[LISTED ENTRIES]
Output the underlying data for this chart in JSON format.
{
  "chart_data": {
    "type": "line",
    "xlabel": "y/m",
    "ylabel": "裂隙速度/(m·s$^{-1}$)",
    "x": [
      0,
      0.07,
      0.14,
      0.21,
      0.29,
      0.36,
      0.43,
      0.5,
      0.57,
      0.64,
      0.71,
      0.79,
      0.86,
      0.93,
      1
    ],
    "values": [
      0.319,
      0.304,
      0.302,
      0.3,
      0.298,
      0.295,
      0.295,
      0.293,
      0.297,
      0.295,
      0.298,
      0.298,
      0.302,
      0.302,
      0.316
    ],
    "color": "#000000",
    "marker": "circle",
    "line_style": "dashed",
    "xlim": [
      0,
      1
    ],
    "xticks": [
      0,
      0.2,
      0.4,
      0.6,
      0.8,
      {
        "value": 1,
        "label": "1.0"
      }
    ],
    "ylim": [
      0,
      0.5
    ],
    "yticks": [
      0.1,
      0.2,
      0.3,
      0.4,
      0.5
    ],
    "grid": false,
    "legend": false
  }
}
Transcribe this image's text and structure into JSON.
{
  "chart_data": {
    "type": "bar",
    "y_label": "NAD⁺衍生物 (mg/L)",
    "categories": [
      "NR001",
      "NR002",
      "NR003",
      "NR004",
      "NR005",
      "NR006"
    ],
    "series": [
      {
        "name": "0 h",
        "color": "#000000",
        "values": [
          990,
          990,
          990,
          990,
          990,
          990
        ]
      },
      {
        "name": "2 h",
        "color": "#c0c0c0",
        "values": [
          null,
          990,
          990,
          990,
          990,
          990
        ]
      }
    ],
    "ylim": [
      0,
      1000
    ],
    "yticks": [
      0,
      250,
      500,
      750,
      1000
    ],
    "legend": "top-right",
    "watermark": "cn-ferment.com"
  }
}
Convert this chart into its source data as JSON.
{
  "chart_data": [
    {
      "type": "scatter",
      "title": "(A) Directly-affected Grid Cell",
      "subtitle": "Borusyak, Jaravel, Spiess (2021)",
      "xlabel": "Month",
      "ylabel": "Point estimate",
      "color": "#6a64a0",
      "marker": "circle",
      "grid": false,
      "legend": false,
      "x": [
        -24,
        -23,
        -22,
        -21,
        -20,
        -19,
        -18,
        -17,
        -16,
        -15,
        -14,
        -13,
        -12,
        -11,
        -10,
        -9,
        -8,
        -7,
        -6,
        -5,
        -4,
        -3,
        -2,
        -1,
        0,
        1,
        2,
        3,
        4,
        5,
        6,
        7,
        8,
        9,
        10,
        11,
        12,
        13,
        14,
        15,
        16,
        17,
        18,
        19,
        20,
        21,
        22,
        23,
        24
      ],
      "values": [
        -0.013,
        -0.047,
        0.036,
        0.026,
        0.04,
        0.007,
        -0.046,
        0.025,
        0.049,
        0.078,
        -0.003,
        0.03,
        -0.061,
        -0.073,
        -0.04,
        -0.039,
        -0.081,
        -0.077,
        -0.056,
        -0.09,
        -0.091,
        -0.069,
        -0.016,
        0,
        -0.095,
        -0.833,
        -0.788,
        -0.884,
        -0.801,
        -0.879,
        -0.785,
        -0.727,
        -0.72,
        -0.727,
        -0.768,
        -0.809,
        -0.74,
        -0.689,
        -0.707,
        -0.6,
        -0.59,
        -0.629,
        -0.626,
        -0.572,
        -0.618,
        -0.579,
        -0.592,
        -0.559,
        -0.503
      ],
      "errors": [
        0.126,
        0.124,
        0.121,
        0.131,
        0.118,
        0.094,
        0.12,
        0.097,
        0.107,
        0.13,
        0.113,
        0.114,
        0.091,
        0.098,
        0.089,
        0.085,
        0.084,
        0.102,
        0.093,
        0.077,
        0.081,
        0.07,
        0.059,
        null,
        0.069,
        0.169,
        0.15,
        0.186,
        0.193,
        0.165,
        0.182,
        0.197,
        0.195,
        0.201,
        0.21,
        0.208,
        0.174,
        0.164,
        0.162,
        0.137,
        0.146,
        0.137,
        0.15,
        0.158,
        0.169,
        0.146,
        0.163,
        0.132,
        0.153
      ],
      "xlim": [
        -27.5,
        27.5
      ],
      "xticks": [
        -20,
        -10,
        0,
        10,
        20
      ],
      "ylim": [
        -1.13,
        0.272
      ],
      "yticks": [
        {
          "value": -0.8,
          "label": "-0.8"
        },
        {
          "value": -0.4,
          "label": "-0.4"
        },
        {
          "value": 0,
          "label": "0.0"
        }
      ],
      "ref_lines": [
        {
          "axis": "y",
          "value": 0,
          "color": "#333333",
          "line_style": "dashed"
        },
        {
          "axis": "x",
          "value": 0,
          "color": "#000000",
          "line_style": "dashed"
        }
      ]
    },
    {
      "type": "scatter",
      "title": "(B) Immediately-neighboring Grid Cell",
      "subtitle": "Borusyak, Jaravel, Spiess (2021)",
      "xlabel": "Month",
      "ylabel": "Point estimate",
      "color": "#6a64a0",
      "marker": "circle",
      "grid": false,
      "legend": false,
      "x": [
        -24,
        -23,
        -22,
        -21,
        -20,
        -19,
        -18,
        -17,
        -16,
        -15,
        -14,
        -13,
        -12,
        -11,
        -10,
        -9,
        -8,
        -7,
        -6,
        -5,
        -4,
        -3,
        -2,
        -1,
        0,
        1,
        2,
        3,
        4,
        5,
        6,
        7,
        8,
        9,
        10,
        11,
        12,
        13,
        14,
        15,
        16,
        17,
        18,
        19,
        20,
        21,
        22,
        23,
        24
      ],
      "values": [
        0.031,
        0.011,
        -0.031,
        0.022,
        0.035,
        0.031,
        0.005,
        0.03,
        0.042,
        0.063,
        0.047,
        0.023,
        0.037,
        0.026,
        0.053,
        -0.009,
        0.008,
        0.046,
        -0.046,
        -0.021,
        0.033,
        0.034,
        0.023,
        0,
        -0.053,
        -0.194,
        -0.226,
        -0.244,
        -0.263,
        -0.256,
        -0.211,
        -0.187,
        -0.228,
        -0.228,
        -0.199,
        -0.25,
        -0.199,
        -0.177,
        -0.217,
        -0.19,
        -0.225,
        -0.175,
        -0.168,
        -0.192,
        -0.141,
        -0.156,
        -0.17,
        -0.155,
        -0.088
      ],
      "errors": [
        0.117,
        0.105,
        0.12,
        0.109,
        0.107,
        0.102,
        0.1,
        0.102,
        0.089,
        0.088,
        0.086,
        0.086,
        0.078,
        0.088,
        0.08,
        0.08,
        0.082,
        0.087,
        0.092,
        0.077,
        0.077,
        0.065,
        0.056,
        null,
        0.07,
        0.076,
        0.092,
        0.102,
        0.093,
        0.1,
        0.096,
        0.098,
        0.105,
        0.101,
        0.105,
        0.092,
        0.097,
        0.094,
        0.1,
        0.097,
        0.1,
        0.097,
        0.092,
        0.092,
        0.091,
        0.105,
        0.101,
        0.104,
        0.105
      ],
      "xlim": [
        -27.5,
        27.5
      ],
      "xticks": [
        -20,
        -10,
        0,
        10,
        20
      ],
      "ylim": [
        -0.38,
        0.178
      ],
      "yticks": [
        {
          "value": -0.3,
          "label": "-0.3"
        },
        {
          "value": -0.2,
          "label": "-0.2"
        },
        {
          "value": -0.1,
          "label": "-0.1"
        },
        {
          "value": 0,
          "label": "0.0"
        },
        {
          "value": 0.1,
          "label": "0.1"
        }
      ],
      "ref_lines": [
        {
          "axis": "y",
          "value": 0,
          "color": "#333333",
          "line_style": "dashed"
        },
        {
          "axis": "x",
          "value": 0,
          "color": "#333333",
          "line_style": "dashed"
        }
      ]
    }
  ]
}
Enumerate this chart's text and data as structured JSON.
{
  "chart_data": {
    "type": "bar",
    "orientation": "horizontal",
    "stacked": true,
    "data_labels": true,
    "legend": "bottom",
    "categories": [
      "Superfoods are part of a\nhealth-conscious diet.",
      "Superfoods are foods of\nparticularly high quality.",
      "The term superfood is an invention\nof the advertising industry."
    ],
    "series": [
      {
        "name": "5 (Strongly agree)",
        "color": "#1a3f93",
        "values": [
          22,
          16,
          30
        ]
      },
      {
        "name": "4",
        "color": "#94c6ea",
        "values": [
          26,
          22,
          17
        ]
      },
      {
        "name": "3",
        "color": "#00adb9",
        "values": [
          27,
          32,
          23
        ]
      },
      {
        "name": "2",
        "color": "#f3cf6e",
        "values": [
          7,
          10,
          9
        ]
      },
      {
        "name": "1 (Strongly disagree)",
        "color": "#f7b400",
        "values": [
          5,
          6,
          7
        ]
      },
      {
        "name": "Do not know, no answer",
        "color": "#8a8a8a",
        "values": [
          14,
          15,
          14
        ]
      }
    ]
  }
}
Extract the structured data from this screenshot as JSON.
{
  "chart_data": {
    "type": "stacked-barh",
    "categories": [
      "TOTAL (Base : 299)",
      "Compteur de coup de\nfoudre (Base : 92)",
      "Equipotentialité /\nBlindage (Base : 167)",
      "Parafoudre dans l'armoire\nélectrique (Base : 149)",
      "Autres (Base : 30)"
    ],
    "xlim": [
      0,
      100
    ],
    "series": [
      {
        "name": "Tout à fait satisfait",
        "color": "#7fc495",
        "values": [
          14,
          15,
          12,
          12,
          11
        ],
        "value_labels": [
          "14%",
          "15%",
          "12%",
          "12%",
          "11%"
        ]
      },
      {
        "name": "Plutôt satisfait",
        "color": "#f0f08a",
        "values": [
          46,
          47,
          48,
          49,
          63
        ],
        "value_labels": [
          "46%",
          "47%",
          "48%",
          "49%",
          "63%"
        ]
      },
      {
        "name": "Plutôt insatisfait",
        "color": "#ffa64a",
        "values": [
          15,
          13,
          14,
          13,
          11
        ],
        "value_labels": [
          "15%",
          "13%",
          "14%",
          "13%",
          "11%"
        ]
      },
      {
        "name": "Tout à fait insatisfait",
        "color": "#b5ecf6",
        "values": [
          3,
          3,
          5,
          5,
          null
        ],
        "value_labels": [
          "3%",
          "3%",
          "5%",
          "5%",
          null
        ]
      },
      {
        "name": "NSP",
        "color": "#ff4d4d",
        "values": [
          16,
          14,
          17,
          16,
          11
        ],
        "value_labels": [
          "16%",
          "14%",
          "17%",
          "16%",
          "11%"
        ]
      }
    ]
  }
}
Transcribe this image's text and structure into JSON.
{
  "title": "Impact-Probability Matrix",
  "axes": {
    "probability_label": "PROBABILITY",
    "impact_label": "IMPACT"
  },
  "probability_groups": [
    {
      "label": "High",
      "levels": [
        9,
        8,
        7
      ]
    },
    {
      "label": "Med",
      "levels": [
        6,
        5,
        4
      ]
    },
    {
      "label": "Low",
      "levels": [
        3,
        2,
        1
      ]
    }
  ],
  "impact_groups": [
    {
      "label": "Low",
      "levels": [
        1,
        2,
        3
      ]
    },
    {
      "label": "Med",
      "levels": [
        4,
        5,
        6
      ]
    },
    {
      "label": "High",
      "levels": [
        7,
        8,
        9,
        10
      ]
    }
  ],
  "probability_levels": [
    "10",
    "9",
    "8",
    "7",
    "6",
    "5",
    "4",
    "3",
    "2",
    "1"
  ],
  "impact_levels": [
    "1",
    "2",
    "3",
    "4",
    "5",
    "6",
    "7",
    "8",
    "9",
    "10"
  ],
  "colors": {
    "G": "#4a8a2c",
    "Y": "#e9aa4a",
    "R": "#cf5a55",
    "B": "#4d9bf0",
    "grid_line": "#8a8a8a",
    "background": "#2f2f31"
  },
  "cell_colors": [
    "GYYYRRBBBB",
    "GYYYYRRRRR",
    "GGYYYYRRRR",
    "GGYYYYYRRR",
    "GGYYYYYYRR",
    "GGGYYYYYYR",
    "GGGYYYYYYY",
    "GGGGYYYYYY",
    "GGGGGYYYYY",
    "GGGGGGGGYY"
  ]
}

[REQUIREMENTS]
Isolate each line of the listing above that includes "Base". Copy it.

[RESULT OF THE EXERCISE]
      "TOTAL (Base : 299)",
      "Compteur de coup de\nfoudre (Base : 92)",
      "Equipotentialité /\nBlindage (Base : 167)",
      "Parafoudre dans l'armoire\nélectrique (Base : 149)",
      "Autres (Base : 30)"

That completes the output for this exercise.